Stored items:
* * *

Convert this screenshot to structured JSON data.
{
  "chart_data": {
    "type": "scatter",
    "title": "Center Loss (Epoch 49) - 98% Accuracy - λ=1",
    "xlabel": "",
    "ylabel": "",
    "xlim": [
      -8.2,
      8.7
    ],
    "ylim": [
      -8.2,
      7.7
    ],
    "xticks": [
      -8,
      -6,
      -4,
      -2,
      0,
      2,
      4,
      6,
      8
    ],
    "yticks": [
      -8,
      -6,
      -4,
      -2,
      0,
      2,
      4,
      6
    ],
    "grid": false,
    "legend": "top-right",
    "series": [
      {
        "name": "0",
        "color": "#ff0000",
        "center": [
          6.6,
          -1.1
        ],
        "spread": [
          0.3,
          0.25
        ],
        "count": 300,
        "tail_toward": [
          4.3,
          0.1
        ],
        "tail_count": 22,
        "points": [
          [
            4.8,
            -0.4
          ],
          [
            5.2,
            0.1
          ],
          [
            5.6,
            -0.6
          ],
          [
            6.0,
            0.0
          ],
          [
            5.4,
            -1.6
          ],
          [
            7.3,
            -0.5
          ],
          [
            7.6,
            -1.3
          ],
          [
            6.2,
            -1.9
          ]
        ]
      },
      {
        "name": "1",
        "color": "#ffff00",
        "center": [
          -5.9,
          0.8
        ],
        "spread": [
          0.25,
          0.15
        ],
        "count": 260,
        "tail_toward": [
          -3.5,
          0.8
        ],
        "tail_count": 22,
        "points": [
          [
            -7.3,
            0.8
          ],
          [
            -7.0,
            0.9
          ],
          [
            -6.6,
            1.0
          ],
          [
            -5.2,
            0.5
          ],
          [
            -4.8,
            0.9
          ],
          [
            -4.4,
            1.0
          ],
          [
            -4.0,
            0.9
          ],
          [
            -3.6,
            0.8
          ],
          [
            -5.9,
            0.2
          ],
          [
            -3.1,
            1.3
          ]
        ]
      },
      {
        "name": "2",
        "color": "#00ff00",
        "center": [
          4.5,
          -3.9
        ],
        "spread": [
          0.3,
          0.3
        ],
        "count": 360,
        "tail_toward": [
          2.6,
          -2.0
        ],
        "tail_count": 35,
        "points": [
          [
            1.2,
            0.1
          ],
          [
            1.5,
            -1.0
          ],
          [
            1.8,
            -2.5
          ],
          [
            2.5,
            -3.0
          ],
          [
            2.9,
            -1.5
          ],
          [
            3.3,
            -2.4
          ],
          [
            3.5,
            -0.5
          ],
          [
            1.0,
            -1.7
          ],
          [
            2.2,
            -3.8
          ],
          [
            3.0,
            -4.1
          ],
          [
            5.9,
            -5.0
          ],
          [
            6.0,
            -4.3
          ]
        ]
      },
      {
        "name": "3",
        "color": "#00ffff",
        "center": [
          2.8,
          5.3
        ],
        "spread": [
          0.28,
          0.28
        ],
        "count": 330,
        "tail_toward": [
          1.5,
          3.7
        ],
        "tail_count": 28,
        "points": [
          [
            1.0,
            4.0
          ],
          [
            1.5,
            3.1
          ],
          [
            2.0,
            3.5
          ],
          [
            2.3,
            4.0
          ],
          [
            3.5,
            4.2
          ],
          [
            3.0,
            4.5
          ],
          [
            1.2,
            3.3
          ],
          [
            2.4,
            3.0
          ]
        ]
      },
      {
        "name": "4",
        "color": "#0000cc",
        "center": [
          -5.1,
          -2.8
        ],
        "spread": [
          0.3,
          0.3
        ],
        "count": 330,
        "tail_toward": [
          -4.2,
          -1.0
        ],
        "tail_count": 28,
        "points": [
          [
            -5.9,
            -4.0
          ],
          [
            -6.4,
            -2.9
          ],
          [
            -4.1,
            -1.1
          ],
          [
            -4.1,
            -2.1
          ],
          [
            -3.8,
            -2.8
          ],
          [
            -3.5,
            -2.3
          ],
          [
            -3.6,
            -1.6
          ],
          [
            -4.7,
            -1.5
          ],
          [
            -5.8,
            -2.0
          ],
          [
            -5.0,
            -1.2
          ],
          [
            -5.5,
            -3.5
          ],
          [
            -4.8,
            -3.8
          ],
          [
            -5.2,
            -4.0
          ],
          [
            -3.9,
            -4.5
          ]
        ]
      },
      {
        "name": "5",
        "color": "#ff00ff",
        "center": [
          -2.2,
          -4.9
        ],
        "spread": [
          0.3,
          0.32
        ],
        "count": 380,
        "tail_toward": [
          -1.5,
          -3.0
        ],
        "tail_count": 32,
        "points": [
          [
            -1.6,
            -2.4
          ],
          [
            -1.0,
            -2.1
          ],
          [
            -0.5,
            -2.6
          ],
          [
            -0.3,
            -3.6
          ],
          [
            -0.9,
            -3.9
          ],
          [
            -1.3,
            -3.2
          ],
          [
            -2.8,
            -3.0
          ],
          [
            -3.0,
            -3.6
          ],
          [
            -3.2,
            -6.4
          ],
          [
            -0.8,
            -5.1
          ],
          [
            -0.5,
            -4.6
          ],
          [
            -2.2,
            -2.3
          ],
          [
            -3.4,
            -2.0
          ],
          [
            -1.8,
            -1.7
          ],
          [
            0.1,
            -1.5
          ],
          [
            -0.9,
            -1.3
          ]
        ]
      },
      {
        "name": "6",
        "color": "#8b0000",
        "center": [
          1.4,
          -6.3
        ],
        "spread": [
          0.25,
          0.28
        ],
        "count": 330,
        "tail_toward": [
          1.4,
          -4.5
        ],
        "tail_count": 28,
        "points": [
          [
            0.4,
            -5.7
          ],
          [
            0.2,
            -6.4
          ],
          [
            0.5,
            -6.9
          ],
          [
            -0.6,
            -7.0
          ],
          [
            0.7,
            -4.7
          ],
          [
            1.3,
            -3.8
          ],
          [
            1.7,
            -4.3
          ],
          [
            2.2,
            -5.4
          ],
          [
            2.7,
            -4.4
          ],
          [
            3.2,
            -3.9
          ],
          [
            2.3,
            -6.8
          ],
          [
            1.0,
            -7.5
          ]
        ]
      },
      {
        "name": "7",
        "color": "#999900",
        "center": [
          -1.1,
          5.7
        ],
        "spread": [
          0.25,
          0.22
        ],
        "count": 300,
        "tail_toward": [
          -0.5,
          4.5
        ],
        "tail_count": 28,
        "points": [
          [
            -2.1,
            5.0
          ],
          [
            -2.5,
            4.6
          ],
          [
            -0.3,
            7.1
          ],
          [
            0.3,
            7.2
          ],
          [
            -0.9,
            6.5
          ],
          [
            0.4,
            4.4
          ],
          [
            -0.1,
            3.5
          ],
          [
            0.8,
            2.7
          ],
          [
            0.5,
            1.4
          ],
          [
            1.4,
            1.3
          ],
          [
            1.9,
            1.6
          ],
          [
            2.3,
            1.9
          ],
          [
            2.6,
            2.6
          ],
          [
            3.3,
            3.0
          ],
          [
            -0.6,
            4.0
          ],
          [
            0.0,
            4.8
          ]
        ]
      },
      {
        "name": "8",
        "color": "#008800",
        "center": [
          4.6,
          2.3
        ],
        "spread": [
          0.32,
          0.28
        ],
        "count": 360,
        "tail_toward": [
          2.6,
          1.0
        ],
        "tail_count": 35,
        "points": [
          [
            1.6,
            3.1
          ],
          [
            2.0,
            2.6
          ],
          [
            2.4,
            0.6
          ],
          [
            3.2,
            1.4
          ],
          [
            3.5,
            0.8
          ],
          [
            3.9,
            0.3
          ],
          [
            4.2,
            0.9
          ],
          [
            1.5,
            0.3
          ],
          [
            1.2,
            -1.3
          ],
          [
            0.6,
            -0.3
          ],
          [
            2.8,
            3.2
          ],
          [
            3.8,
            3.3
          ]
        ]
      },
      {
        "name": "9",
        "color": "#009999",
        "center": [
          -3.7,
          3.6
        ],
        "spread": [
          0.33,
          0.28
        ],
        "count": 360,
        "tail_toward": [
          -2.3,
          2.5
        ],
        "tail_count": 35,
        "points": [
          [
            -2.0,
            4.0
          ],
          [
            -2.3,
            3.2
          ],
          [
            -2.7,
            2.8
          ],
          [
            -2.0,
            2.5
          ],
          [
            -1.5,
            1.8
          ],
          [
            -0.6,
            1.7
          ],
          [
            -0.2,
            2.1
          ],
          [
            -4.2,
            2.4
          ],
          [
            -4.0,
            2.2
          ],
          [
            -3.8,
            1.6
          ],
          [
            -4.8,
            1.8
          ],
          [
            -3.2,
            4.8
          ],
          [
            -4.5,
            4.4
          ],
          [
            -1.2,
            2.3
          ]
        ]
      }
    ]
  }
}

* * *

▶ [WHAT THE EXERCISE ASKS]: Using the records above, find and show each line with the string "name".

▶ [TASK SOLUTION]:
        "name": "0",
        "name": "1",
        "name": "2",
        "name": "3",
        "name": "4",
        "name": "5",
        "name": "6",
        "name": "7",
        "name": "8",
        "name": "9",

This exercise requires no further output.